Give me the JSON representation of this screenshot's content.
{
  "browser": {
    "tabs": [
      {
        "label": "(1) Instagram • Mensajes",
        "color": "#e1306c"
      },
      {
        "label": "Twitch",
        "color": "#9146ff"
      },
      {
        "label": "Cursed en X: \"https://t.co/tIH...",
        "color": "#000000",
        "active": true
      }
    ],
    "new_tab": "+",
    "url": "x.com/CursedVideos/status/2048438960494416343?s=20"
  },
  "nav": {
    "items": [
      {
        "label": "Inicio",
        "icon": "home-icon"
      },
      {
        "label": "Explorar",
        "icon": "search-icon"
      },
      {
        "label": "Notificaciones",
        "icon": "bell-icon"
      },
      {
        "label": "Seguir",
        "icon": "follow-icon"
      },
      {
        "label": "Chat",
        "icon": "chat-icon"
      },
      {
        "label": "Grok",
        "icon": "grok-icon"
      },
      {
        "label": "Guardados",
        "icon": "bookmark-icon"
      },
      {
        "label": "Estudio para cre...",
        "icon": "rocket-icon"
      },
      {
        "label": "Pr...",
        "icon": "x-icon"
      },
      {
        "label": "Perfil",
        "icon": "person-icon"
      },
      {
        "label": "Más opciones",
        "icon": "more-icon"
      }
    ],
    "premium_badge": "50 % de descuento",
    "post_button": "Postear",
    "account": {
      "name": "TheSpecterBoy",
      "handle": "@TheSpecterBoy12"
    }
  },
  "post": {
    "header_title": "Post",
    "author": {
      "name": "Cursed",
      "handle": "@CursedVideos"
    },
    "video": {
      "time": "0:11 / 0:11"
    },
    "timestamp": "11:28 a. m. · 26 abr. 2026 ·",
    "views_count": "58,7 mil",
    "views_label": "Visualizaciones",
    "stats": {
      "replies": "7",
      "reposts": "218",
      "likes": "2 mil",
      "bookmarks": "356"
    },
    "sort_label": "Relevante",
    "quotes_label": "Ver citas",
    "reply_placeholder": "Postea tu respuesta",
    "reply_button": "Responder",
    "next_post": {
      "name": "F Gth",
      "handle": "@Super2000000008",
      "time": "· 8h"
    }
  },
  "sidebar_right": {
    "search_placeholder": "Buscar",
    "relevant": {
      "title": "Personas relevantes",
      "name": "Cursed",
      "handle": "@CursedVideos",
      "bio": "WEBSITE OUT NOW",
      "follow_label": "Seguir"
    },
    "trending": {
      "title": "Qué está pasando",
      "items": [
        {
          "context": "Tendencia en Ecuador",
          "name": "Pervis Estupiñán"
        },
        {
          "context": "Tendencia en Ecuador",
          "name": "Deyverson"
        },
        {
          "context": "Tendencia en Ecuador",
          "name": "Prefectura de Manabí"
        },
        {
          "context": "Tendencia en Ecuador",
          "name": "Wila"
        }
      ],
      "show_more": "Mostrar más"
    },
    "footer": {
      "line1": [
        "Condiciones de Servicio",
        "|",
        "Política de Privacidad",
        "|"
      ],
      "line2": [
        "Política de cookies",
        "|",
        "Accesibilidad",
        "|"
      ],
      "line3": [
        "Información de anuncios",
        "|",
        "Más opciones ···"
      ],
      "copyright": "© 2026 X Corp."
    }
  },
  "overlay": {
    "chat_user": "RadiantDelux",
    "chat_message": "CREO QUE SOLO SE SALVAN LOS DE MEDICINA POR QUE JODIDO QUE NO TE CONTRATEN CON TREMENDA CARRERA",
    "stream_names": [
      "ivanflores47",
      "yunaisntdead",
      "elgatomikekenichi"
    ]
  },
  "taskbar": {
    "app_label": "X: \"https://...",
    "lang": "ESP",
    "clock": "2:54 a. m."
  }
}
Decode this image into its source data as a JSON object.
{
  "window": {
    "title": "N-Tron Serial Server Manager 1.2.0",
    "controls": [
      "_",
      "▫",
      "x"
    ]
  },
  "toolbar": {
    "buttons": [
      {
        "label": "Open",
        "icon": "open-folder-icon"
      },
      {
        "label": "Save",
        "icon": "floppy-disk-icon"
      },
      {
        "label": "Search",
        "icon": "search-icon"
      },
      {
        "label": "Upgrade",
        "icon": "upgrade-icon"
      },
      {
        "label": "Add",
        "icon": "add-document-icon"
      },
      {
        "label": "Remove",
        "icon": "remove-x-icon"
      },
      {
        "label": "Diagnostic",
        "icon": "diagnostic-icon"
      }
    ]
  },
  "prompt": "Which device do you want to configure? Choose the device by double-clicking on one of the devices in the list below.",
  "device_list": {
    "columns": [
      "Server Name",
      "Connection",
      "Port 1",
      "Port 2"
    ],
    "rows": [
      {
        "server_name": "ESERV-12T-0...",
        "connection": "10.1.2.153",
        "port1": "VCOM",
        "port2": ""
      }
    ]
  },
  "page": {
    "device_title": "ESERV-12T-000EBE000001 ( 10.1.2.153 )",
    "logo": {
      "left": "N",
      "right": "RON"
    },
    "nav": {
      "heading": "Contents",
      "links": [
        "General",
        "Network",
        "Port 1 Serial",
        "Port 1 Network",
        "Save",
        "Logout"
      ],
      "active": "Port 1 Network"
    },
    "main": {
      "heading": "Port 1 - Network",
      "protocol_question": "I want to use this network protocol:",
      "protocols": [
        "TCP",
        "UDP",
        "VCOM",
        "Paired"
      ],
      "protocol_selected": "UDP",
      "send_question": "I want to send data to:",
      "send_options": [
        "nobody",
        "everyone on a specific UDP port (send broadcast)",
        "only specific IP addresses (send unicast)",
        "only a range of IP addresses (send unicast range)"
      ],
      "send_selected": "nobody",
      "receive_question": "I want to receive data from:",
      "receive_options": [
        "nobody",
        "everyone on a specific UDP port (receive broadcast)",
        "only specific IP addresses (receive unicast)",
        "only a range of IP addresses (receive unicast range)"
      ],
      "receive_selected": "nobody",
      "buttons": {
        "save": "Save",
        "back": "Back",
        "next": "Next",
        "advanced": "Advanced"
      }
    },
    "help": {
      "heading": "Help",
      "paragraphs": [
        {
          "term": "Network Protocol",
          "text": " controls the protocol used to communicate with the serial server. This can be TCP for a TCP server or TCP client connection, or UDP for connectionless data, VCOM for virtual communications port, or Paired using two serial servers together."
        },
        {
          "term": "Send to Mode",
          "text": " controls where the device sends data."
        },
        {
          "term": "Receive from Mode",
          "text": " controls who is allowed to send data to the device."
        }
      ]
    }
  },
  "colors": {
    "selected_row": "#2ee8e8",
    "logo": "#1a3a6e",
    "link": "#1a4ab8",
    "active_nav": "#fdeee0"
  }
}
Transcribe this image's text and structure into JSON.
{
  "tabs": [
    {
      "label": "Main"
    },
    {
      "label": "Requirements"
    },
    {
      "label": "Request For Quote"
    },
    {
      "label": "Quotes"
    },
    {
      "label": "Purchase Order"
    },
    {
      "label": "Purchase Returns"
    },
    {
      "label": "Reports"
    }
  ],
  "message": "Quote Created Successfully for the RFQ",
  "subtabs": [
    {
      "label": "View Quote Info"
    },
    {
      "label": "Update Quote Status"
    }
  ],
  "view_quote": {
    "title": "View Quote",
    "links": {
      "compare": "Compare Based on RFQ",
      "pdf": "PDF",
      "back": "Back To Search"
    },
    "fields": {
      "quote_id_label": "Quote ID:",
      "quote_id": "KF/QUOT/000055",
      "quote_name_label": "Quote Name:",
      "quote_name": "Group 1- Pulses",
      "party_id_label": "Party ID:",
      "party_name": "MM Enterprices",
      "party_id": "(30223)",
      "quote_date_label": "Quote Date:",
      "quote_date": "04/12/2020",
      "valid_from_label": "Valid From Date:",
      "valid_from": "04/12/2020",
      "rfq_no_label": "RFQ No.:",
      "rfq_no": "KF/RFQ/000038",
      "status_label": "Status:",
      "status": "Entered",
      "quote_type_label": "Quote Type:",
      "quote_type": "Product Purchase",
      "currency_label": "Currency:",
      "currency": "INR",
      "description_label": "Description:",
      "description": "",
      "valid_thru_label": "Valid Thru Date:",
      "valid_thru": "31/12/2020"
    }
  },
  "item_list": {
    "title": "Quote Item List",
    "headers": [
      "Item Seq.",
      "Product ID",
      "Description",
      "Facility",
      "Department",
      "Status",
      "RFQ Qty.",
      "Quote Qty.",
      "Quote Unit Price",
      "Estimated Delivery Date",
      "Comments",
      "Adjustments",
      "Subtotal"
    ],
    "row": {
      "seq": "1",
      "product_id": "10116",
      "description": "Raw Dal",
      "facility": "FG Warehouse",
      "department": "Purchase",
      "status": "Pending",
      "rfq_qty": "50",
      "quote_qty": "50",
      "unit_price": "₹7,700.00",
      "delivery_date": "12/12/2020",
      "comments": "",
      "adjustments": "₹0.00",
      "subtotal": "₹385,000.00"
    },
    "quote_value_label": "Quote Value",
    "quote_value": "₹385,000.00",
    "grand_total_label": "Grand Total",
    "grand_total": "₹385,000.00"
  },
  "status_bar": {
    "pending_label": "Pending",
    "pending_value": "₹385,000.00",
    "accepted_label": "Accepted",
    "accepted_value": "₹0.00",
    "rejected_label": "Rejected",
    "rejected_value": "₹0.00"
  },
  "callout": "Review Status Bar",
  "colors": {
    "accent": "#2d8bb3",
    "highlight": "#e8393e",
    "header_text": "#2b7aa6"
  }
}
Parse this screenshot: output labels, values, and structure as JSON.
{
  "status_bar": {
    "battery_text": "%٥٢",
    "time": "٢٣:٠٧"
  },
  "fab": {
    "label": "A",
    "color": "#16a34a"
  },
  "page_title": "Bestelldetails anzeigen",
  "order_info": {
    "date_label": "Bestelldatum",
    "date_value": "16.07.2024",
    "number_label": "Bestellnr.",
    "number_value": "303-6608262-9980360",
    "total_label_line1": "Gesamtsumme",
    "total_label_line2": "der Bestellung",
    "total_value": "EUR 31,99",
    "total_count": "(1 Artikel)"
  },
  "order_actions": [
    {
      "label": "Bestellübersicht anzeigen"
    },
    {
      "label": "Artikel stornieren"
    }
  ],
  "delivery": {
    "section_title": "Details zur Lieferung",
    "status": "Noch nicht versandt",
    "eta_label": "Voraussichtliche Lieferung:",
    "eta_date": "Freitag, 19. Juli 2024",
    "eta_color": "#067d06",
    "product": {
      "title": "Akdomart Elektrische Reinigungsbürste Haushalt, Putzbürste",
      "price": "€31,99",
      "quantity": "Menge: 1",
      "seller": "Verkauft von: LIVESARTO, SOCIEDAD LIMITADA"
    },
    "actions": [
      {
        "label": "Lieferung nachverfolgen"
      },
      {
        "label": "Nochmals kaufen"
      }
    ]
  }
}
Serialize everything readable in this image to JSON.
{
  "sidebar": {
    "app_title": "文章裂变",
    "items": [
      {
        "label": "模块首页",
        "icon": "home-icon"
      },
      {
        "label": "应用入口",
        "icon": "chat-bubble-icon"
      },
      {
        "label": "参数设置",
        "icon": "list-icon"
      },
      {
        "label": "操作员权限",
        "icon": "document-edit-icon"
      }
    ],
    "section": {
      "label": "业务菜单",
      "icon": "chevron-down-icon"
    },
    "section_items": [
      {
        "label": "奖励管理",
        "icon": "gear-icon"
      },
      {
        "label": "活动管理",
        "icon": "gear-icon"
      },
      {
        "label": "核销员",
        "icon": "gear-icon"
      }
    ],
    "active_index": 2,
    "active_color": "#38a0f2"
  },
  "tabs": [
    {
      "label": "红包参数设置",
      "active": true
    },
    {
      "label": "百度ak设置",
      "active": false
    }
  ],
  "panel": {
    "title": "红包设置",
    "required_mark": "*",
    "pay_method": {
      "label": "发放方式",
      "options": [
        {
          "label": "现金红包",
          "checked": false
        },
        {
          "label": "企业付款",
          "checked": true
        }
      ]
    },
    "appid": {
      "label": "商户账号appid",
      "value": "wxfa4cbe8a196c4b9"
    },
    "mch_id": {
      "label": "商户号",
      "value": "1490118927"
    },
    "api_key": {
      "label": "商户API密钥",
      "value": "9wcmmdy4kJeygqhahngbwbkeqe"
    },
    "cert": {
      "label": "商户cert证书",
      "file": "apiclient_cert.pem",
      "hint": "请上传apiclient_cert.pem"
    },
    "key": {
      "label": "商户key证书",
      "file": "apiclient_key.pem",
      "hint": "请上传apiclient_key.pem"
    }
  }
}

=-=-=

*TASK*. Using the listing above, list every line in which the string "Mode" occurs.

*OUTPUT OF THE TASK*.
          "term": "Send to Mode",
          "term": "Receive from Mode",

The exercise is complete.